### What to produce
Reproduce each of the rows that follow, character for character and in the same order.

--- Dataset entries ---

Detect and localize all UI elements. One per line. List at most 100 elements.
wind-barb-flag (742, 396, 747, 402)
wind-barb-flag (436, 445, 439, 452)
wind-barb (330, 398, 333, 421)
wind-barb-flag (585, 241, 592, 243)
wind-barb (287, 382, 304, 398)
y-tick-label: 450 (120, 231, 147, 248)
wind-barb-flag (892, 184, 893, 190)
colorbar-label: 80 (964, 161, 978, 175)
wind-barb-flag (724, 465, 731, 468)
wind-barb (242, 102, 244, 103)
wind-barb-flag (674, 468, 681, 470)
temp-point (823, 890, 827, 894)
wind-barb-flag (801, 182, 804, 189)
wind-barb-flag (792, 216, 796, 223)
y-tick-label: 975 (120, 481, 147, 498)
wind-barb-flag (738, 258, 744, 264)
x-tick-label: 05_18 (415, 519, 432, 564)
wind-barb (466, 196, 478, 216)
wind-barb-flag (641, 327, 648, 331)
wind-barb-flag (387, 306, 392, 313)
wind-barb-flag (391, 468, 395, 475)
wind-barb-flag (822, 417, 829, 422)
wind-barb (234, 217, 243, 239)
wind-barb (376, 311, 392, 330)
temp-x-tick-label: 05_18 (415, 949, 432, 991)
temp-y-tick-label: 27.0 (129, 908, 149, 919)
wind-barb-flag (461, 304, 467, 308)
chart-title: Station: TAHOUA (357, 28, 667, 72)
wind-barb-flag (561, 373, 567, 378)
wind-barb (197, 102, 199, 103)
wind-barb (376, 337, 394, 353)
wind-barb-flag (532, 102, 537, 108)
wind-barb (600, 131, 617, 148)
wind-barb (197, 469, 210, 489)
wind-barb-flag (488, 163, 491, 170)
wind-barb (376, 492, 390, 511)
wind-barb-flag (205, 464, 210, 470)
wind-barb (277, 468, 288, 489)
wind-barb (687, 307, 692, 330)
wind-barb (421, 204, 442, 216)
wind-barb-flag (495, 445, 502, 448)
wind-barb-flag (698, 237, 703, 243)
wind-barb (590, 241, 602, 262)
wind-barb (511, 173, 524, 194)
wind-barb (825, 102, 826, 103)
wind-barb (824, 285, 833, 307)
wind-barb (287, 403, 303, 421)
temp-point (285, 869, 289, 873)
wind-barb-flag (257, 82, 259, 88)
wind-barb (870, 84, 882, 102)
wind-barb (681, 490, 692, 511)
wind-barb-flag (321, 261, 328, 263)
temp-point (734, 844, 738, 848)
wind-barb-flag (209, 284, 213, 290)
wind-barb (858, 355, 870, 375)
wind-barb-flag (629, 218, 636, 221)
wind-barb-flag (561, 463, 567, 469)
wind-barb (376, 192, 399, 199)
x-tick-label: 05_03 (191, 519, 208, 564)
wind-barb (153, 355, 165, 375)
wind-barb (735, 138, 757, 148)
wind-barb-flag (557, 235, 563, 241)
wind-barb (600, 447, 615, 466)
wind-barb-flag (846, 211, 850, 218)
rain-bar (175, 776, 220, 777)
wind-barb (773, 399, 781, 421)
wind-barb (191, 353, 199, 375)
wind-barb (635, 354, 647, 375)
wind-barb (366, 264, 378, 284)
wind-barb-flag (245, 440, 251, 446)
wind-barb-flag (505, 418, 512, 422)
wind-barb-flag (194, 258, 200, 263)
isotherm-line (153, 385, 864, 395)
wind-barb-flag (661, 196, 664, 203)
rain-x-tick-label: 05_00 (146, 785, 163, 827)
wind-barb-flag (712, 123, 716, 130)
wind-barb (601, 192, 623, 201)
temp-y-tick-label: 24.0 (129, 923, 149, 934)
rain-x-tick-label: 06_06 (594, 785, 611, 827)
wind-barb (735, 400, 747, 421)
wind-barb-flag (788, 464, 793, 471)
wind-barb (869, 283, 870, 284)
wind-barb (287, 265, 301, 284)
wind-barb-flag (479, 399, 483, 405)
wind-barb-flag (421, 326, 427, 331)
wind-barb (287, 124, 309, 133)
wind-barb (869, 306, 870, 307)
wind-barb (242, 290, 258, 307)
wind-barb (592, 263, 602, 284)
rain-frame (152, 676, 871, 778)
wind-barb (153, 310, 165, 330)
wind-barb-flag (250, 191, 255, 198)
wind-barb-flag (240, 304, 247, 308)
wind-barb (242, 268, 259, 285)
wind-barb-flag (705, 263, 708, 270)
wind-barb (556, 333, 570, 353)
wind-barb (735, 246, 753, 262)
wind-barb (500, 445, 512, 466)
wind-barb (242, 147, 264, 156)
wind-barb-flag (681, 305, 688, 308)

---

### Solution for this problem
Detect and localize all UI elements. One per line. List at most 100 elements.
wind-barb-flag (742, 396, 747, 402)
wind-barb-flag (436, 445, 439, 452)
wind-barb (330, 398, 333, 421)
wind-barb-flag (585, 241, 592, 243)
wind-barb (287, 382, 304, 398)
y-tick-label: 450 (120, 231, 147, 248)
wind-barb-flag (892, 184, 893, 190)
colorbar-label: 80 (964, 161, 978, 175)
wind-barb-flag (724, 465, 731, 468)
wind-barb (242, 102, 244, 103)
wind-barb-flag (674, 468, 681, 470)
temp-point (823, 890, 827, 894)
wind-barb-flag (801, 182, 804, 189)
wind-barb-flag (792, 216, 796, 223)
y-tick-label: 975 (120, 481, 147, 498)
wind-barb-flag (738, 258, 744, 264)
x-tick-label: 05_18 (415, 519, 432, 564)
wind-barb (466, 196, 478, 216)
wind-barb-flag (641, 327, 648, 331)
wind-barb-flag (387, 306, 392, 313)
wind-barb-flag (391, 468, 395, 475)
wind-barb-flag (822, 417, 829, 422)
wind-barb (234, 217, 243, 239)
wind-barb (376, 311, 392, 330)
temp-x-tick-label: 05_18 (415, 949, 432, 991)
temp-y-tick-label: 27.0 (129, 908, 149, 919)
wind-barb-flag (461, 304, 467, 308)
chart-title: Station: TAHOUA (357, 28, 667, 72)
wind-barb-flag (561, 373, 567, 378)
wind-barb (197, 102, 199, 103)
wind-barb (376, 337, 394, 353)
wind-barb-flag (532, 102, 537, 108)
wind-barb (600, 131, 617, 148)
wind-barb (197, 469, 210, 489)
wind-barb-flag (488, 163, 491, 170)
wind-barb (376, 492, 390, 511)
wind-barb-flag (205, 464, 210, 470)
wind-barb (277, 468, 288, 489)
wind-barb (687, 307, 692, 330)
wind-barb (421, 204, 442, 216)
wind-barb-flag (495, 445, 502, 448)
wind-barb-flag (698, 237, 703, 243)
wind-barb (590, 241, 602, 262)
wind-barb (511, 173, 524, 194)
wind-barb (825, 102, 826, 103)
wind-barb (824, 285, 833, 307)
wind-barb (287, 403, 303, 421)
temp-point (285, 869, 289, 873)
wind-barb-flag (257, 82, 259, 88)
wind-barb (870, 84, 882, 102)
wind-barb (681, 490, 692, 511)
wind-barb-flag (321, 261, 328, 263)
temp-point (734, 844, 738, 848)
wind-barb-flag (209, 284, 213, 290)
wind-barb (858, 355, 870, 375)
wind-barb-flag (629, 218, 636, 221)
wind-barb-flag (561, 463, 567, 469)
wind-barb (376, 192, 399, 199)
x-tick-label: 05_03 (191, 519, 208, 564)
wind-barb (153, 355, 165, 375)
wind-barb (735, 138, 757, 148)
wind-barb-flag (557, 235, 563, 241)
wind-barb (600, 447, 615, 466)
wind-barb-flag (846, 211, 850, 218)
rain-bar (175, 776, 220, 777)
wind-barb (773, 399, 781, 421)
wind-barb (191, 353, 199, 375)
wind-barb (635, 354, 647, 375)
wind-barb (366, 264, 378, 284)
wind-barb-flag (245, 440, 251, 446)
wind-barb-flag (505, 418, 512, 422)
wind-barb-flag (194, 258, 200, 263)
isotherm-line (153, 385, 864, 395)
wind-barb-flag (661, 196, 664, 203)
rain-x-tick-label: 05_00 (146, 785, 163, 827)
wind-barb-flag (712, 123, 716, 130)
wind-barb (601, 192, 623, 201)
temp-y-tick-label: 24.0 (129, 923, 149, 934)
rain-x-tick-label: 06_06 (594, 785, 611, 827)
wind-barb (735, 400, 747, 421)
wind-barb-flag (788, 464, 793, 471)
wind-barb (869, 283, 870, 284)
wind-barb (287, 265, 301, 284)
wind-barb-flag (479, 399, 483, 405)
wind-barb-flag (421, 326, 427, 331)
wind-barb (287, 124, 309, 133)
wind-barb (869, 306, 870, 307)
wind-barb (242, 290, 258, 307)
wind-barb (592, 263, 602, 284)
rain-frame (152, 676, 871, 778)
wind-barb (153, 310, 165, 330)
wind-barb-flag (250, 191, 255, 198)
wind-barb-flag (240, 304, 247, 308)
wind-barb (242, 268, 259, 285)
wind-barb-flag (705, 263, 708, 270)
wind-barb (556, 333, 570, 353)
wind-barb (735, 246, 753, 262)
wind-barb (500, 445, 512, 466)
wind-barb (242, 147, 264, 156)
wind-barb-flag (681, 305, 688, 308)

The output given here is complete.